Look for the string "Concr" and copy every line that has it.

Stored data:
---+---

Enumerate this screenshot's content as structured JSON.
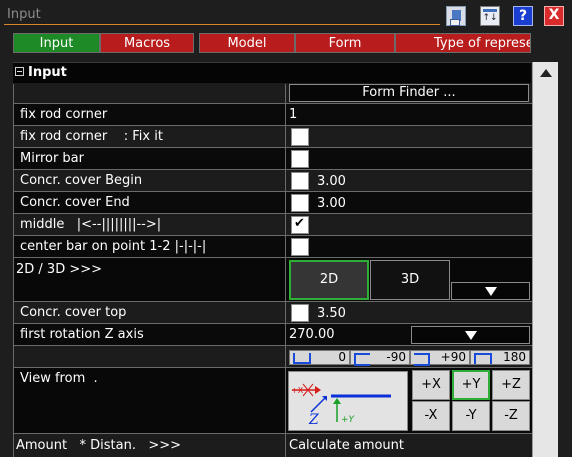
{
  "window": {
    "title_placeholder": "Input",
    "help_label": "?",
    "close_label": "X",
    "sort_label": "↑↓"
  },
  "tabs": [
    "Input",
    "Macros",
    "Model",
    "Form",
    "Type of represe"
  ],
  "section": {
    "title": "Input",
    "collapse_symbol": "−"
  },
  "rows": {
    "form_finder": {
      "button": "Form Finder ..."
    },
    "fix_rod_corner": {
      "label": "fix rod corner",
      "value": "1"
    },
    "fix_rod_corner_fix": {
      "label": "fix rod corner    : Fix it",
      "checked": false
    },
    "mirror_bar": {
      "label": "Mirror bar",
      "checked": false
    },
    "cover_begin": {
      "label": "Concr. cover Begin",
      "checked": false,
      "value": "3.00"
    },
    "cover_end": {
      "label": "Concr. cover End",
      "checked": false,
      "value": "3.00"
    },
    "middle": {
      "label": "middle   |<--||||||||-->|",
      "checked": true
    },
    "center_bar": {
      "label": "center bar on point 1-2 |-|-|-|",
      "checked": false
    },
    "dimension": {
      "label": "2D / 3D >>>",
      "btn_2d": "2D",
      "btn_3d": "3D",
      "selected": "2D"
    },
    "cover_top": {
      "label": "Concr. cover top",
      "checked": false,
      "value": "3.50"
    },
    "rotation": {
      "label": "first rotation Z axis",
      "value": "270.00"
    },
    "rotation_presets": [
      "0",
      "-90",
      "+90",
      "180"
    ],
    "view_from": {
      "label": "View from  .",
      "buttons": [
        "+X",
        "+Y",
        "+Z",
        "-X",
        "-Y",
        "-Z"
      ],
      "selected": "+Y",
      "preview_axes": [
        "+X",
        "Z",
        "+Y"
      ]
    },
    "amount": {
      "label": "Amount   * Distan.   >>>",
      "value": "Calculate amount"
    }
  },
  "colors": {
    "tab_active": "#1e8a25",
    "tab_inactive": "#b81c1c",
    "selection_border": "#2fae37",
    "title_underline": "#d9852a",
    "rotation_icon": "#1a4bd8"
  }
}
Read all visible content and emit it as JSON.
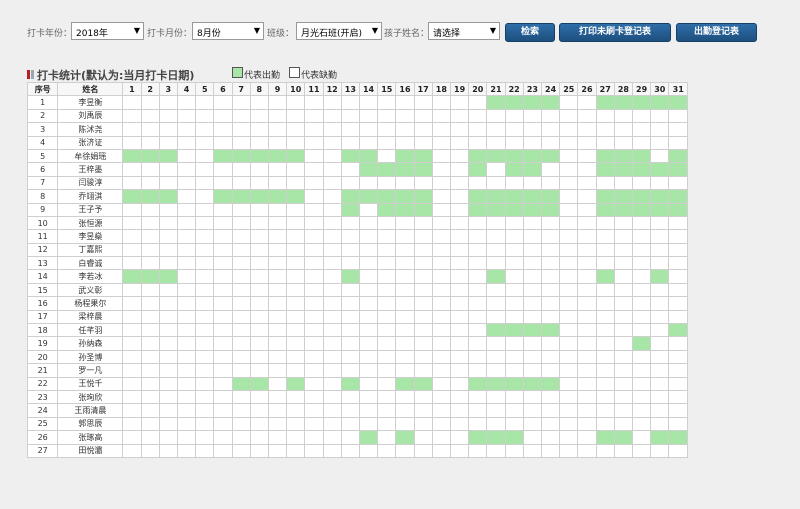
{
  "filters": {
    "year_label": "打卡年份：",
    "year_value": "2018年",
    "month_label": "打卡月份：",
    "month_value": "8月份",
    "class_label": "班级：",
    "class_value": "月光石班(开启)",
    "child_label": "孩子姓名：",
    "child_value": "请选择",
    "dropdown_arrow": "▼"
  },
  "buttons": {
    "search": "检索",
    "print_unswiped": "打印未刷卡登记表",
    "attendance_register": "出勤登记表"
  },
  "stats": {
    "title": "打卡统计(默认为:当月打卡日期)",
    "legend_present": "代表出勤",
    "legend_absent": "代表缺勤",
    "present_color": "#a8e6a8",
    "absent_color": "#ffffff"
  },
  "table": {
    "seq_header": "序号",
    "name_header": "姓名",
    "days": [
      "1",
      "2",
      "3",
      "4",
      "5",
      "6",
      "7",
      "8",
      "9",
      "10",
      "11",
      "12",
      "13",
      "14",
      "15",
      "16",
      "17",
      "18",
      "19",
      "20",
      "21",
      "22",
      "23",
      "24",
      "25",
      "26",
      "27",
      "28",
      "29",
      "30",
      "31"
    ],
    "rows": [
      {
        "seq": "1",
        "name": "李昱衡",
        "present": [
          21,
          22,
          23,
          24,
          27,
          28,
          29,
          30,
          31
        ]
      },
      {
        "seq": "2",
        "name": "刘禹辰",
        "present": []
      },
      {
        "seq": "3",
        "name": "陈沭尧",
        "present": []
      },
      {
        "seq": "4",
        "name": "张济证",
        "present": []
      },
      {
        "seq": "5",
        "name": "牟徐娟瑶",
        "present": [
          1,
          2,
          3,
          6,
          7,
          8,
          9,
          10,
          13,
          14,
          16,
          17,
          20,
          21,
          22,
          23,
          24,
          27,
          28,
          29,
          31
        ]
      },
      {
        "seq": "6",
        "name": "王梓墨",
        "present": [
          14,
          15,
          16,
          17,
          20,
          22,
          23,
          27,
          28,
          29,
          30,
          31
        ]
      },
      {
        "seq": "7",
        "name": "闫骏淳",
        "present": []
      },
      {
        "seq": "8",
        "name": "乔翊淇",
        "present": [
          1,
          2,
          3,
          6,
          7,
          8,
          9,
          10,
          13,
          14,
          15,
          16,
          17,
          20,
          21,
          22,
          23,
          24,
          27,
          28,
          29,
          30,
          31
        ]
      },
      {
        "seq": "9",
        "name": "王子予",
        "present": [
          13,
          15,
          16,
          17,
          20,
          21,
          22,
          23,
          24,
          27,
          28,
          29,
          30,
          31
        ]
      },
      {
        "seq": "10",
        "name": "张恒源",
        "present": []
      },
      {
        "seq": "11",
        "name": "李昱燊",
        "present": []
      },
      {
        "seq": "12",
        "name": "丁嘉熙",
        "present": []
      },
      {
        "seq": "13",
        "name": "白睿诚",
        "present": []
      },
      {
        "seq": "14",
        "name": "李若冰",
        "present": [
          1,
          2,
          3,
          13,
          21,
          27,
          30
        ]
      },
      {
        "seq": "15",
        "name": "武义彰",
        "present": []
      },
      {
        "seq": "16",
        "name": "杨程果尔",
        "present": []
      },
      {
        "seq": "17",
        "name": "梁梓晨",
        "present": []
      },
      {
        "seq": "18",
        "name": "任芊羽",
        "present": [
          21,
          22,
          23,
          24,
          31
        ]
      },
      {
        "seq": "19",
        "name": "孙纳森",
        "present": [
          29
        ]
      },
      {
        "seq": "20",
        "name": "孙圣博",
        "present": []
      },
      {
        "seq": "21",
        "name": "罗一凡",
        "present": []
      },
      {
        "seq": "22",
        "name": "王悦千",
        "present": [
          7,
          8,
          10,
          13,
          16,
          17,
          20,
          21,
          22,
          23,
          24
        ]
      },
      {
        "seq": "23",
        "name": "张珣欣",
        "present": []
      },
      {
        "seq": "24",
        "name": "王雨清晨",
        "present": []
      },
      {
        "seq": "25",
        "name": "郭思辰",
        "present": []
      },
      {
        "seq": "26",
        "name": "张琢高",
        "present": [
          14,
          16,
          20,
          21,
          22,
          27,
          28,
          30,
          31
        ]
      },
      {
        "seq": "27",
        "name": "田悦灞",
        "present": []
      }
    ]
  }
}
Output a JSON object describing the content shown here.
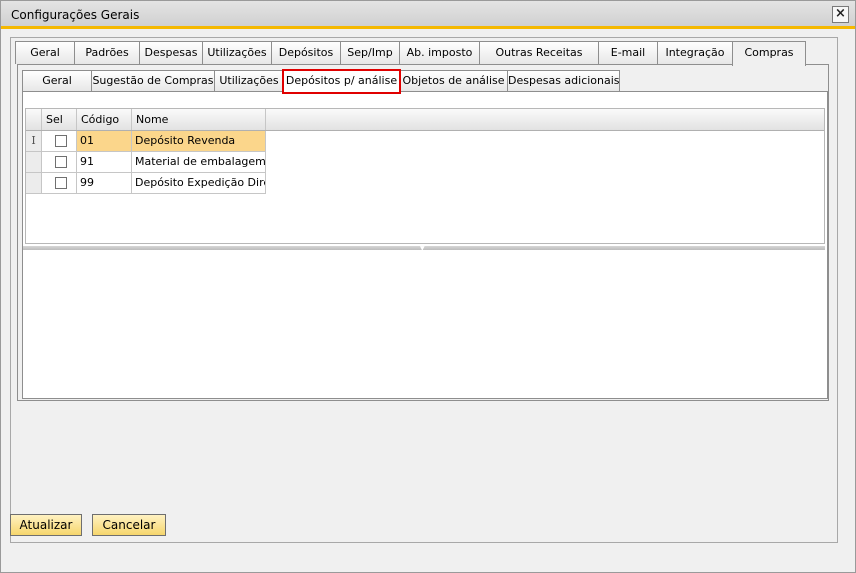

---+---

=== EXERCISE RESPONSE ===
      "label": "Concr. cover Begin",
      "label": "Concr. cover End",
      "label": "Concr. cover top",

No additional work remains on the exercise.